____ TASK MATERIAL
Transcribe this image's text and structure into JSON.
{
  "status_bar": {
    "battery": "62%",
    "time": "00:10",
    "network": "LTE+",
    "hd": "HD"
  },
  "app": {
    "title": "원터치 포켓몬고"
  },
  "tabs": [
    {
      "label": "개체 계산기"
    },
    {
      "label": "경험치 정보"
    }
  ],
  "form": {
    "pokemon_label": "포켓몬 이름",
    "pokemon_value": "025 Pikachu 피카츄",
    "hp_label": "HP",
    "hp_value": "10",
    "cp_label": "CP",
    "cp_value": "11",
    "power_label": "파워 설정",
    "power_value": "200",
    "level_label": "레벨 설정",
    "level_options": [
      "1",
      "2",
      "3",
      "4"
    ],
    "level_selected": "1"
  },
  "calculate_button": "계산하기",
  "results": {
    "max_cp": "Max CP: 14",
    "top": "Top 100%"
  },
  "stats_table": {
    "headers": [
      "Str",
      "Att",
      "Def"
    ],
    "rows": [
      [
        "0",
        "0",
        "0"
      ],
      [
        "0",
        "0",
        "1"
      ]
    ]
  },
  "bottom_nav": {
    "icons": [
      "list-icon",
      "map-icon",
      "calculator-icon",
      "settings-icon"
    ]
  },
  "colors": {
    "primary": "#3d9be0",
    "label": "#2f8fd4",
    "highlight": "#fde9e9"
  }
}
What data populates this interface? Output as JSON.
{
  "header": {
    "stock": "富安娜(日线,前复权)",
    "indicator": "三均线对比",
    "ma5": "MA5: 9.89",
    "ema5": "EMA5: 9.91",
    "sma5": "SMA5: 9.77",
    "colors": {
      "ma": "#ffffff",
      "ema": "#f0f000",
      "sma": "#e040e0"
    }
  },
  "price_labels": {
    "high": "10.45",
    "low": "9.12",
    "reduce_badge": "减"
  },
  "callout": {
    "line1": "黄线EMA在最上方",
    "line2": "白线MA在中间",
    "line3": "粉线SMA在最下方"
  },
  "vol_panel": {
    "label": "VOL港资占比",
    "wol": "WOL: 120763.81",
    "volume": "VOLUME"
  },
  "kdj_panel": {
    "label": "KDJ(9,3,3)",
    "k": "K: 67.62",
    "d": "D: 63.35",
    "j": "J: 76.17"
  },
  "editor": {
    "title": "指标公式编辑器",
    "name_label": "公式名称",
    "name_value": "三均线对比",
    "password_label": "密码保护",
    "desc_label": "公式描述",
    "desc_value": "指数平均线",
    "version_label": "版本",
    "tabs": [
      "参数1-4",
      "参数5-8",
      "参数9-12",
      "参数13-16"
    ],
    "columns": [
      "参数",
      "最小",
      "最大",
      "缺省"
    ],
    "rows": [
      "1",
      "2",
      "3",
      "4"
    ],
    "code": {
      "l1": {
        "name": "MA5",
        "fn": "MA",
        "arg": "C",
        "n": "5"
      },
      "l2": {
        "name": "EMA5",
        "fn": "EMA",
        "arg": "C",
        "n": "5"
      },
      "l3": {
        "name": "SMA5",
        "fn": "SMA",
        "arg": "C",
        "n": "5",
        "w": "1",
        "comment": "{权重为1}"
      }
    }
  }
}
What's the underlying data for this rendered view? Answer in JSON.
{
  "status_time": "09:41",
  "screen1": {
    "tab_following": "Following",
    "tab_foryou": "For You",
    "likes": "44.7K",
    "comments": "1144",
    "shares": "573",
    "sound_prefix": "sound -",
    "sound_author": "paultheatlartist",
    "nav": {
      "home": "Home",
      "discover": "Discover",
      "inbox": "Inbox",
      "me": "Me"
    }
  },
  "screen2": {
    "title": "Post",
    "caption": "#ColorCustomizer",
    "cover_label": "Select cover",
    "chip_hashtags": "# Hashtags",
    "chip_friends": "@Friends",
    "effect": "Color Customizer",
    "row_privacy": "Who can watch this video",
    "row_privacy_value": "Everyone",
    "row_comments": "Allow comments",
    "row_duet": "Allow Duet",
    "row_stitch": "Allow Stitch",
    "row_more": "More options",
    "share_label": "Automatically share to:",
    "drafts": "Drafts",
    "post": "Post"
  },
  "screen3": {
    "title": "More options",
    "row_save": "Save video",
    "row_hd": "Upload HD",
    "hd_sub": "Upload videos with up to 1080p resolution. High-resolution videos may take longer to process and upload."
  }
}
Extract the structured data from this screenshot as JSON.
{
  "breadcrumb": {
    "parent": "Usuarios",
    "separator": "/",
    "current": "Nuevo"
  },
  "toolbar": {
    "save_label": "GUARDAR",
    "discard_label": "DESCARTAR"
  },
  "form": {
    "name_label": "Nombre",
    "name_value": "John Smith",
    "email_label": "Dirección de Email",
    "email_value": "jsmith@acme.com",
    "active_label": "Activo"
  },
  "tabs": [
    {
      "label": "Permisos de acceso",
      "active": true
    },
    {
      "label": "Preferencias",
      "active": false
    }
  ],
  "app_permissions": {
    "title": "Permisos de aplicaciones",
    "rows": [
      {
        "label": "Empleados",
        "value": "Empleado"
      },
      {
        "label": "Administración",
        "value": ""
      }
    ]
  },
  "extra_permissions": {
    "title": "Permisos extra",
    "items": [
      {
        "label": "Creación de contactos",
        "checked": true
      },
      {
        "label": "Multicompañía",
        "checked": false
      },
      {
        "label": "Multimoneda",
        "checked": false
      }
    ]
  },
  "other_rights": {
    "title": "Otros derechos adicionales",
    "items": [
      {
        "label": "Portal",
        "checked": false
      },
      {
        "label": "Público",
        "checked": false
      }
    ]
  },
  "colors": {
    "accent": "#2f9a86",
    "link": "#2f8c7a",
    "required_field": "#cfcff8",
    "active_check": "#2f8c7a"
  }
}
________
* _REQUIRED WORK_
Your task is to extract all of the records exactly.

* _COMPLETE OUTPUT_
Transcribe this image's text and structure into JSON.
{
  "status_bar": {
    "battery": "62%",
    "time": "00:10",
    "network": "LTE+",
    "hd": "HD"
  },
  "app": {
    "title": "원터치 포켓몬고"
  },
  "tabs": [
    {
      "label": "개체 계산기"
    },
    {
      "label": "경험치 정보"
    }
  ],
  "form": {
    "pokemon_label": "포켓몬 이름",
    "pokemon_value": "025 Pikachu 피카츄",
    "hp_label": "HP",
    "hp_value": "10",
    "cp_label": "CP",
    "cp_value": "11",
    "power_label": "파워 설정",
    "power_value": "200",
    "level_label": "레벨 설정",
    "level_options": [
      "1",
      "2",
      "3",
      "4"
    ],
    "level_selected": "1"
  },
  "calculate_button": "계산하기",
  "results": {
    "max_cp": "Max CP: 14",
    "top": "Top 100%"
  },
  "stats_table": {
    "headers": [
      "Str",
      "Att",
      "Def"
    ],
    "rows": [
      [
        "0",
        "0",
        "0"
      ],
      [
        "0",
        "0",
        "1"
      ]
    ]
  },
  "bottom_nav": {
    "icons": [
      "list-icon",
      "map-icon",
      "calculator-icon",
      "settings-icon"
    ]
  },
  "colors": {
    "primary": "#3d9be0",
    "label": "#2f8fd4",
    "highlight": "#fde9e9"
  }
}
What data populates this interface? Output as JSON.
{
  "header": {
    "stock": "富安娜(日线,前复权)",
    "indicator": "三均线对比",
    "ma5": "MA5: 9.89",
    "ema5": "EMA5: 9.91",
    "sma5": "SMA5: 9.77",
    "colors": {
      "ma": "#ffffff",
      "ema": "#f0f000",
      "sma": "#e040e0"
    }
  },
  "price_labels": {
    "high": "10.45",
    "low": "9.12",
    "reduce_badge": "减"
  },
  "callout": {
    "line1": "黄线EMA在最上方",
    "line2": "白线MA在中间",
    "line3": "粉线SMA在最下方"
  },
  "vol_panel": {
    "label": "VOL港资占比",
    "wol": "WOL: 120763.81",
    "volume": "VOLUME"
  },
  "kdj_panel": {
    "label": "KDJ(9,3,3)",
    "k": "K: 67.62",
    "d": "D: 63.35",
    "j": "J: 76.17"
  },
  "editor": {
    "title": "指标公式编辑器",
    "name_label": "公式名称",
    "name_value": "三均线对比",
    "password_label": "密码保护",
    "desc_label": "公式描述",
    "desc_value": "指数平均线",
    "version_label": "版本",
    "tabs": [
      "参数1-4",
      "参数5-8",
      "参数9-12",
      "参数13-16"
    ],
    "columns": [
      "参数",
      "最小",
      "最大",
      "缺省"
    ],
    "rows": [
      "1",
      "2",
      "3",
      "4"
    ],
    "code": {
      "l1": {
        "name": "MA5",
        "fn": "MA",
        "arg": "C",
        "n": "5"
      },
      "l2": {
        "name": "EMA5",
        "fn": "EMA",
        "arg": "C",
        "n": "5"
      },
      "l3": {
        "name": "SMA5",
        "fn": "SMA",
        "arg": "C",
        "n": "5",
        "w": "1",
        "comment": "{权重为1}"
      }
    }
  }
}
What's the underlying data for this rendered view? Answer in JSON.
{
  "status_time": "09:41",
  "screen1": {
    "tab_following": "Following",
    "tab_foryou": "For You",
    "likes": "44.7K",
    "comments": "1144",
    "shares": "573",
    "sound_prefix": "sound -",
    "sound_author": "paultheatlartist",
    "nav": {
      "home": "Home",
      "discover": "Discover",
      "inbox": "Inbox",
      "me": "Me"
    }
  },
  "screen2": {
    "title": "Post",
    "caption": "#ColorCustomizer",
    "cover_label": "Select cover",
    "chip_hashtags": "# Hashtags",
    "chip_friends": "@Friends",
    "effect": "Color Customizer",
    "row_privacy": "Who can watch this video",
    "row_privacy_value": "Everyone",
    "row_comments": "Allow comments",
    "row_duet": "Allow Duet",
    "row_stitch": "Allow Stitch",
    "row_more": "More options",
    "share_label": "Automatically share to:",
    "drafts": "Drafts",
    "post": "Post"
  },
  "screen3": {
    "title": "More options",
    "row_save": "Save video",
    "row_hd": "Upload HD",
    "hd_sub": "Upload videos with up to 1080p resolution. High-resolution videos may take longer to process and upload."
  }
}
Extract the structured data from this screenshot as JSON.
{
  "breadcrumb": {
    "parent": "Usuarios",
    "separator": "/",
    "current": "Nuevo"
  },
  "toolbar": {
    "save_label": "GUARDAR",
    "discard_label": "DESCARTAR"
  },
  "form": {
    "name_label": "Nombre",
    "name_value": "John Smith",
    "email_label": "Dirección de Email",
    "email_value": "jsmith@acme.com",
    "active_label": "Activo"
  },
  "tabs": [
    {
      "label": "Permisos de acceso",
      "active": true
    },
    {
      "label": "Preferencias",
      "active": false
    }
  ],
  "app_permissions": {
    "title": "Permisos de aplicaciones",
    "rows": [
      {
        "label": "Empleados",
        "value": "Empleado"
      },
      {
        "label": "Administración",
        "value": ""
      }
    ]
  },
  "extra_permissions": {
    "title": "Permisos extra",
    "items": [
      {
        "label": "Creación de contactos",
        "checked": true
      },
      {
        "label": "Multicompañía",
        "checked": false
      },
      {
        "label": "Multimoneda",
        "checked": false
      }
    ]
  },
  "other_rights": {
    "title": "Otros derechos adicionales",
    "items": [
      {
        "label": "Portal",
        "checked": false
      },
      {
        "label": "Público",
        "checked": false
      }
    ]
  },
  "colors": {
    "accent": "#2f9a86",
    "link": "#2f8c7a",
    "required_field": "#cfcff8",
    "active_check": "#2f8c7a"
  }
}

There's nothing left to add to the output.